* [Exercise instructions]
Please set down every line of the listing below again, character for character.

(Entries taken from a collection)
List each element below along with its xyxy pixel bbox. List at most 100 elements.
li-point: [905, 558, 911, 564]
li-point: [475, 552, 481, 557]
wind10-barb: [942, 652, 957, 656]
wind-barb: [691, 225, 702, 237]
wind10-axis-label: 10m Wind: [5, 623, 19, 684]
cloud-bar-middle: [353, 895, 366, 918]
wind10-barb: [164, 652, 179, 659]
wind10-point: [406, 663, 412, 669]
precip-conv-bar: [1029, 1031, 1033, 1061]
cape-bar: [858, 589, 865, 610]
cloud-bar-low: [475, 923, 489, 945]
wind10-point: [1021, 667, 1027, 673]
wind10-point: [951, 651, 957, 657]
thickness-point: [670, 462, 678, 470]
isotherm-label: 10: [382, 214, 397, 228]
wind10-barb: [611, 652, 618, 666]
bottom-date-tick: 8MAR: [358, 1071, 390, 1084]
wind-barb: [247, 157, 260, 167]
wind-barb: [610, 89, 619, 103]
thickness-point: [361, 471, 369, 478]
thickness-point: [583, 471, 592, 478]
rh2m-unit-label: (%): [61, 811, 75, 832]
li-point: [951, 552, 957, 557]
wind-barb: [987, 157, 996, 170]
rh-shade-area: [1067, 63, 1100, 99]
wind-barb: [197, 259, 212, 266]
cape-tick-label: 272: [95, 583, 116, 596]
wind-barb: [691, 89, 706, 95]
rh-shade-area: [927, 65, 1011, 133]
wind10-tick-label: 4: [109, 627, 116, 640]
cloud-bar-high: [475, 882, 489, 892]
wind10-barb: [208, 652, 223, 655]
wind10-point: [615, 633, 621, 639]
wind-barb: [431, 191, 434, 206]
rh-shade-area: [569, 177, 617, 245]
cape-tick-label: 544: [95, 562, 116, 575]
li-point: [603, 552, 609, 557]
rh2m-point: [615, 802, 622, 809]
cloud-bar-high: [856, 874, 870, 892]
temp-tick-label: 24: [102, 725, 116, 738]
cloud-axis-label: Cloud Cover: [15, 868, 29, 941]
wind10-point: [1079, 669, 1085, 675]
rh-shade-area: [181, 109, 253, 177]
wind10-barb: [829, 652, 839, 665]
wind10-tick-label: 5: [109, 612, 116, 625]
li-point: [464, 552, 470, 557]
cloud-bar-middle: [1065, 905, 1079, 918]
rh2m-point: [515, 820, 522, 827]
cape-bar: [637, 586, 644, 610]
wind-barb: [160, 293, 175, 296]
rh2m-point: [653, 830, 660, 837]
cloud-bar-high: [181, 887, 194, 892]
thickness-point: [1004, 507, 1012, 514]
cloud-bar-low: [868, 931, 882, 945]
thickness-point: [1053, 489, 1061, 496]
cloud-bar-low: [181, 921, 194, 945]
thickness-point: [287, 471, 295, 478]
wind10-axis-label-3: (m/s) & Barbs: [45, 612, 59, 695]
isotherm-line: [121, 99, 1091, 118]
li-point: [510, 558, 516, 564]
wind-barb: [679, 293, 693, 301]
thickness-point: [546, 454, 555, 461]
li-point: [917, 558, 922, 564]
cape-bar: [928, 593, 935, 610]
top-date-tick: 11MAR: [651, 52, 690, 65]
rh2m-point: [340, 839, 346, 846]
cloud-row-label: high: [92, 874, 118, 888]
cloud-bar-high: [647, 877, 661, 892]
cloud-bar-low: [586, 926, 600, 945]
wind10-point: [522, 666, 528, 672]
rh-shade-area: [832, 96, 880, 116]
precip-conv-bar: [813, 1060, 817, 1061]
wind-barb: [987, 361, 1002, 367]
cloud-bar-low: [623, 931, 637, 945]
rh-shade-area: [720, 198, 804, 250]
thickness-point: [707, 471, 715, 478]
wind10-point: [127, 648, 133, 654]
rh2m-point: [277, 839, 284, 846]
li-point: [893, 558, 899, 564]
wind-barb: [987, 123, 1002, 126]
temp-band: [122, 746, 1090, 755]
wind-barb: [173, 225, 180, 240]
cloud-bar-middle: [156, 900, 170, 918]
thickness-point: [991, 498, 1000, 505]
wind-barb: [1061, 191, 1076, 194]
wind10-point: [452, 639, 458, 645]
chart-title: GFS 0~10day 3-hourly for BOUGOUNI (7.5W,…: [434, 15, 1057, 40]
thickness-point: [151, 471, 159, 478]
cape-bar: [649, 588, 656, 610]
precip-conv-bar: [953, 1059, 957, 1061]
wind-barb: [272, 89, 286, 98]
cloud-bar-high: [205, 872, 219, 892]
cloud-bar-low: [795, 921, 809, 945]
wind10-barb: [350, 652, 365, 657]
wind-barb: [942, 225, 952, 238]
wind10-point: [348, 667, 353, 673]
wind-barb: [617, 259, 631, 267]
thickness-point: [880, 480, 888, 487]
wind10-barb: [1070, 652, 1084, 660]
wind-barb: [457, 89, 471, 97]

* [Final result]
List each element below along with its xyxy pixel bbox. List at most 100 elements.
li-point: [905, 558, 911, 564]
li-point: [475, 552, 481, 557]
wind10-barb: [942, 652, 957, 656]
wind-barb: [691, 225, 702, 237]
wind10-axis-label: 10m Wind: [5, 623, 19, 684]
cloud-bar-middle: [353, 895, 366, 918]
wind10-barb: [164, 652, 179, 659]
wind10-point: [406, 663, 412, 669]
precip-conv-bar: [1029, 1031, 1033, 1061]
cape-bar: [858, 589, 865, 610]
cloud-bar-low: [475, 923, 489, 945]
wind10-point: [1021, 667, 1027, 673]
wind10-point: [951, 651, 957, 657]
thickness-point: [670, 462, 678, 470]
isotherm-label: 10: [382, 214, 397, 228]
wind10-barb: [611, 652, 618, 666]
bottom-date-tick: 8MAR: [358, 1071, 390, 1084]
wind-barb: [247, 157, 260, 167]
wind-barb: [610, 89, 619, 103]
thickness-point: [361, 471, 369, 478]
thickness-point: [583, 471, 592, 478]
rh2m-unit-label: (%): [61, 811, 75, 832]
li-point: [951, 552, 957, 557]
wind-barb: [987, 157, 996, 170]
rh-shade-area: [1067, 63, 1100, 99]
wind-barb: [197, 259, 212, 266]
cape-tick-label: 272: [95, 583, 116, 596]
wind-barb: [691, 89, 706, 95]
rh-shade-area: [927, 65, 1011, 133]
wind10-tick-label: 4: [109, 627, 116, 640]
cloud-bar-high: [475, 882, 489, 892]
wind10-barb: [208, 652, 223, 655]
wind10-point: [615, 633, 621, 639]
wind-barb: [431, 191, 434, 206]
rh-shade-area: [569, 177, 617, 245]
cape-tick-label: 544: [95, 562, 116, 575]
li-point: [603, 552, 609, 557]
rh2m-point: [615, 802, 622, 809]
cloud-bar-high: [856, 874, 870, 892]
temp-tick-label: 24: [102, 725, 116, 738]
cloud-axis-label: Cloud Cover: [15, 868, 29, 941]
wind10-point: [1079, 669, 1085, 675]
rh-shade-area: [181, 109, 253, 177]
wind10-barb: [829, 652, 839, 665]
wind10-tick-label: 5: [109, 612, 116, 625]
li-point: [464, 552, 470, 557]
cloud-bar-middle: [1065, 905, 1079, 918]
rh2m-point: [515, 820, 522, 827]
cape-bar: [637, 586, 644, 610]
wind-barb: [160, 293, 175, 296]
rh2m-point: [653, 830, 660, 837]
cloud-bar-high: [181, 887, 194, 892]
thickness-point: [1004, 507, 1012, 514]
cloud-bar-low: [868, 931, 882, 945]
thickness-point: [1053, 489, 1061, 496]
cloud-bar-low: [181, 921, 194, 945]
thickness-point: [287, 471, 295, 478]
wind10-axis-label-3: (m/s) & Barbs: [45, 612, 59, 695]
isotherm-line: [121, 99, 1091, 118]
li-point: [510, 558, 516, 564]
wind-barb: [679, 293, 693, 301]
thickness-point: [546, 454, 555, 461]
li-point: [917, 558, 922, 564]
cape-bar: [928, 593, 935, 610]
top-date-tick: 11MAR: [651, 52, 690, 65]
rh2m-point: [340, 839, 346, 846]
cloud-row-label: high: [92, 874, 118, 888]
cloud-bar-high: [647, 877, 661, 892]
cloud-bar-low: [586, 926, 600, 945]
wind10-point: [522, 666, 528, 672]
rh-shade-area: [832, 96, 880, 116]
precip-conv-bar: [813, 1060, 817, 1061]
wind-barb: [987, 361, 1002, 367]
cloud-bar-low: [623, 931, 637, 945]
rh-shade-area: [720, 198, 804, 250]
thickness-point: [707, 471, 715, 478]
wind10-point: [127, 648, 133, 654]
rh2m-point: [277, 839, 284, 846]
li-point: [893, 558, 899, 564]
wind-barb: [987, 123, 1002, 126]
temp-band: [122, 746, 1090, 755]
wind-barb: [173, 225, 180, 240]
cloud-bar-middle: [156, 900, 170, 918]
thickness-point: [991, 498, 1000, 505]
wind-barb: [1061, 191, 1076, 194]
wind10-point: [452, 639, 458, 645]
chart-title: GFS 0~10day 3-hourly for BOUGOUNI (7.5W,…: [434, 15, 1057, 40]
thickness-point: [151, 471, 159, 478]
cape-bar: [649, 588, 656, 610]
precip-conv-bar: [953, 1059, 957, 1061]
wind-barb: [272, 89, 286, 98]
cloud-bar-high: [205, 872, 219, 892]
cloud-bar-low: [795, 921, 809, 945]
wind10-barb: [350, 652, 365, 657]
wind-barb: [942, 225, 952, 238]
wind10-point: [348, 667, 353, 673]
wind-barb: [617, 259, 631, 267]
thickness-point: [880, 480, 888, 487]
wind10-barb: [1070, 652, 1084, 660]
wind-barb: [457, 89, 471, 97]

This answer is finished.